● **BLOCO DE TEXTO**:
⟨
A propósito, as filmagens de O que terá acontecido a Baby Jane?
(1962), estando Joan e Davis sob contrato com a Warner, foram
costuradas por tentativas mútuas de sabotagem, brigas nos
bastidores, insinuações recíprocas e supostas agressões físicas2.
Com a morte de Crawford, em maio de 1977, Bette Davis teria
declarado: Não devemos dizer coisas ruins sobre os mortos; só
coisas boas. Joan Crawford está morta. Que bom!”. Outra
polêmica declaração atribuída a Davis: “Por que sou boa
interpretando megeras? Porque acredito em não ser uma. Talvez seja
esse o motivo pelo qual Miss Crawford sempre interpreta mocinhas.
Em relação ao livro de Christina Crawford, circula na internet
outro depoimento atribuído a Bette Davis, sem citação à fonte, em
que esta teria defendido a colega: Eu não era a maior fã
de Miss Crawford, mas eu respeitei e sempre respeitarei seu talento.
⟩
● **TAREFAS PROPOSTAS**:
a) Com base no trecho sobre Bette Davis e Joan Crawford, explique em uma a três frases por que Davis, na declaração atribuída a ela, se diz boa interpretando megeras.
b) Reproduza, do trecho sobre Bette Davis e Joan Crawford, a parte que começa com as palavras contendo "(1962), estando Joan" e termina com "respeitarei seu talento.".
c) Dê continuidade ao trecho sobre Bette Davis e Joan Crawford a partir do ponto em que ele termina.
As entradas constituem material à parte, independente do trecho sobre Bette Davis e Joan Crawford.

● **Entradas extraídas**:
⟨
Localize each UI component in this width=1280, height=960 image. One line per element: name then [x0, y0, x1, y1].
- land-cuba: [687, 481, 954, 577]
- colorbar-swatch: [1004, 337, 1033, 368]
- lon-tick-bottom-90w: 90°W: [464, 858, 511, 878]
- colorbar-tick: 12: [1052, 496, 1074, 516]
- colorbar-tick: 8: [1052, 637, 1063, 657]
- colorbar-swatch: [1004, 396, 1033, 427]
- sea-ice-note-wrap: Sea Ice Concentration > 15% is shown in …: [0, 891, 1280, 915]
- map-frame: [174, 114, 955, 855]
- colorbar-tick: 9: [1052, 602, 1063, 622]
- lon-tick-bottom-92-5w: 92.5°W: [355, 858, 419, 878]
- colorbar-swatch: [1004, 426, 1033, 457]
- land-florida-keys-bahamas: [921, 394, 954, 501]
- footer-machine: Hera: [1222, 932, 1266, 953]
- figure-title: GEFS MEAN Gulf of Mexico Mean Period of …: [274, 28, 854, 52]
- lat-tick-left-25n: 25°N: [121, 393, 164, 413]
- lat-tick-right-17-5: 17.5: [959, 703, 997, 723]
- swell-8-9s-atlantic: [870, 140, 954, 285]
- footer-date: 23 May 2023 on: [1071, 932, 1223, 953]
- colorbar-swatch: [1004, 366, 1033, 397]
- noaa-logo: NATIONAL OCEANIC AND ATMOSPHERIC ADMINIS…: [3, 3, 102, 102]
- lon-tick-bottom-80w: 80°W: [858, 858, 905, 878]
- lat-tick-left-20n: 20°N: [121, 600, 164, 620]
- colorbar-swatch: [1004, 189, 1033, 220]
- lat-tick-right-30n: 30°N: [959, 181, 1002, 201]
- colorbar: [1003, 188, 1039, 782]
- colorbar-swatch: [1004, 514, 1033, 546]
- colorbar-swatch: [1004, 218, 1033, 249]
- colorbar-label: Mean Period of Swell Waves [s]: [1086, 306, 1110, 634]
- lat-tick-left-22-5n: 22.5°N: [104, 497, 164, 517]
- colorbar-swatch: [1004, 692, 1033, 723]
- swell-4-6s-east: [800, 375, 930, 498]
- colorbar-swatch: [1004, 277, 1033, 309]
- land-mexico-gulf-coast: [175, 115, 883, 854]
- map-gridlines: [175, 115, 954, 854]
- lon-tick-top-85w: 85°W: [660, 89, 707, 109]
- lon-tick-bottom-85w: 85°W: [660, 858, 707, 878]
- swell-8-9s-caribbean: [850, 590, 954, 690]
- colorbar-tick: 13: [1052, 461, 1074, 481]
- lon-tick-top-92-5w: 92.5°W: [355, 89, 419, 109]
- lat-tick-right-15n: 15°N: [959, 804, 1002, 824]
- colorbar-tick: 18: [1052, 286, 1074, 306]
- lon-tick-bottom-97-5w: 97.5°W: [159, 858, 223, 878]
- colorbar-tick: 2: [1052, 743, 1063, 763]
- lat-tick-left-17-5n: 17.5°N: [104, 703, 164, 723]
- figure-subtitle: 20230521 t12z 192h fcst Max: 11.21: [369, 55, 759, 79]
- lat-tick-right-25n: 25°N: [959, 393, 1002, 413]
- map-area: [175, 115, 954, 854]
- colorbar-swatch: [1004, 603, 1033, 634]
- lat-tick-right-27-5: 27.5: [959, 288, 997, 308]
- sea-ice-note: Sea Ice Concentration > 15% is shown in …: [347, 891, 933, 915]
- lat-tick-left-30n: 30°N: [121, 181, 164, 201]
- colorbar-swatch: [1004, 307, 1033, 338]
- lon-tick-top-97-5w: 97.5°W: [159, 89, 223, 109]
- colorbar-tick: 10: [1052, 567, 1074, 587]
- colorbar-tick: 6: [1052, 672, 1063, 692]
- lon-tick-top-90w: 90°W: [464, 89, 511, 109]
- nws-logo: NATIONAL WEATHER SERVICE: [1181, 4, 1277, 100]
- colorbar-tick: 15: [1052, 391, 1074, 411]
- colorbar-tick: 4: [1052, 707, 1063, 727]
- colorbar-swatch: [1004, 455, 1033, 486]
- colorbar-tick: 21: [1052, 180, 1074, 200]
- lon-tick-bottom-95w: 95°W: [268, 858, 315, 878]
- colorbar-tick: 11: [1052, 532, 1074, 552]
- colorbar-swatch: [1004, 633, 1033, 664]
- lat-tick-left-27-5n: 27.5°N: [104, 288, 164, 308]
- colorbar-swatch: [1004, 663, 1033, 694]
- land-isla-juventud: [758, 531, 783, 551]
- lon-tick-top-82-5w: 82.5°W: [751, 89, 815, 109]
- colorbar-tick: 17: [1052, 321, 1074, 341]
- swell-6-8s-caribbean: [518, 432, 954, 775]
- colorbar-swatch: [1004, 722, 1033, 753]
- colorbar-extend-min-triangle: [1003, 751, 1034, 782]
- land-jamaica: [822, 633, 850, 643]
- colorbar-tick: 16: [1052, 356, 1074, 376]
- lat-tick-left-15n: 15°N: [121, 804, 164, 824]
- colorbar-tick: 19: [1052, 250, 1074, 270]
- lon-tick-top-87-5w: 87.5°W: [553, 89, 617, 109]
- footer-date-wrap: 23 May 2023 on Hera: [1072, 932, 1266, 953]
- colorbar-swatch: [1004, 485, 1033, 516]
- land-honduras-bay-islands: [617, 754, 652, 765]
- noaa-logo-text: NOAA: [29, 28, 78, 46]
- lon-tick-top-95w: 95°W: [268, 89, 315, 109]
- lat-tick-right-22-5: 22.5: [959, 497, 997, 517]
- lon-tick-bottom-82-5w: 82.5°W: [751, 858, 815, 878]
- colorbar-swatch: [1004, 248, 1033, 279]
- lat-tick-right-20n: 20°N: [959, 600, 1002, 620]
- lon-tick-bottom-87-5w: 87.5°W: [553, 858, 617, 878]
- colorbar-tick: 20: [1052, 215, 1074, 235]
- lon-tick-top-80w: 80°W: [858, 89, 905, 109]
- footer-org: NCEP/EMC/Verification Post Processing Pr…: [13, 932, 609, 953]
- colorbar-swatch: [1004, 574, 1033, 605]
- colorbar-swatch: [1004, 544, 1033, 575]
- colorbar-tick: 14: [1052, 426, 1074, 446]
⟩
● **RESPOSTAS DO EXERCÍCIO**:
a) Na declaração atribuída a ela, Davis diz que é boa interpretando megeras porque acredita em não ser uma. Na mesma fala, ela sugere que talvez seja esse o motivo pelo qual Miss Crawford sempre interpreta mocinhas.

b)
(1962), estando Joan e Davis sob contrato com a Warner, foram
costuradas por tentativas mútuas de sabotagem, brigas nos
bastidores, insinuações recíprocas e supostas agressões físicas2.
Com a morte de Crawford, em maio de 1977, Bette Davis teria
declarado: Não devemos dizer coisas ruins sobre os mortos; só
coisas boas. Joan Crawford está morta. Que bom!”. Outra
polêmica declaração atribuída a Davis: “Por que sou boa
interpretando megeras? Porque acredito em não ser uma. Talvez seja
esse o motivo pelo qual Miss Crawford sempre interpreta mocinhas.
Em relação ao livro de Christina Crawford, circula na internet
outro depoimento atribuído a Bette Davis, sem citação à fonte, em
que esta teria defendido a colega: Eu não era a maior fã
de Miss Crawford, mas eu respeitei e sempre respeitarei seu talento.

c)
O que ela não merecia era esse livro detestável escrito por sua
filha. […] Fazer isso com alguém que a salvou do orfanato, lares
adotivos, ou sabe Deus o quê. Se ela não gostava da pessoa que
escolheu para ser sua mãe, ela era adulta e podia escolher o caminho
de sua própria vida. Eu me senti muito triste por Joan Crawford, mas
eu sabia que ela não iria apreciar minha pena, porque essa é a
última coisa que ela teria desejado, que alguém tivesse pena dela,
especialmente eu. Agora posso entender o quão machucada Miss
Crawford era. Bem, não, eu não posso. É como tentar imaginar como
me sentiria se minha amada filha B. D. escrevesse um livro ruim sobre
mim. Inimaginável. Sou grata por meus filhos e por saber que nunca
iriam fazer qualquer coisa como o que a filha de Miss Crawford fez
com ela.3
O relatado por Christina dividiu opiniões em Hollywood. Colegas de
profissão, como Katharine Hepburn, Cesar Romero (o Coringa do
seriado Batman dos anos 60), Marlene Dietrich e Douglas Fairbanks Jr.
(ex-marido de Joan), para citar os mais conhecidos, saíram em defesa
da atriz. Mas outras pessoas próximas de Joan, como Jeri Binder
Smith (uma de suas secretárias) e o diretor Vincent Sherman - que a
dirigiu em A dominadora (1950), Os desgraçados não choram
(1950) e Adeus, meu amor (1951) -, declararam ter presenciado
algum comportamento hostil da atriz em relação aos filhos (além de
Christina, Joan adotou outras três crianças).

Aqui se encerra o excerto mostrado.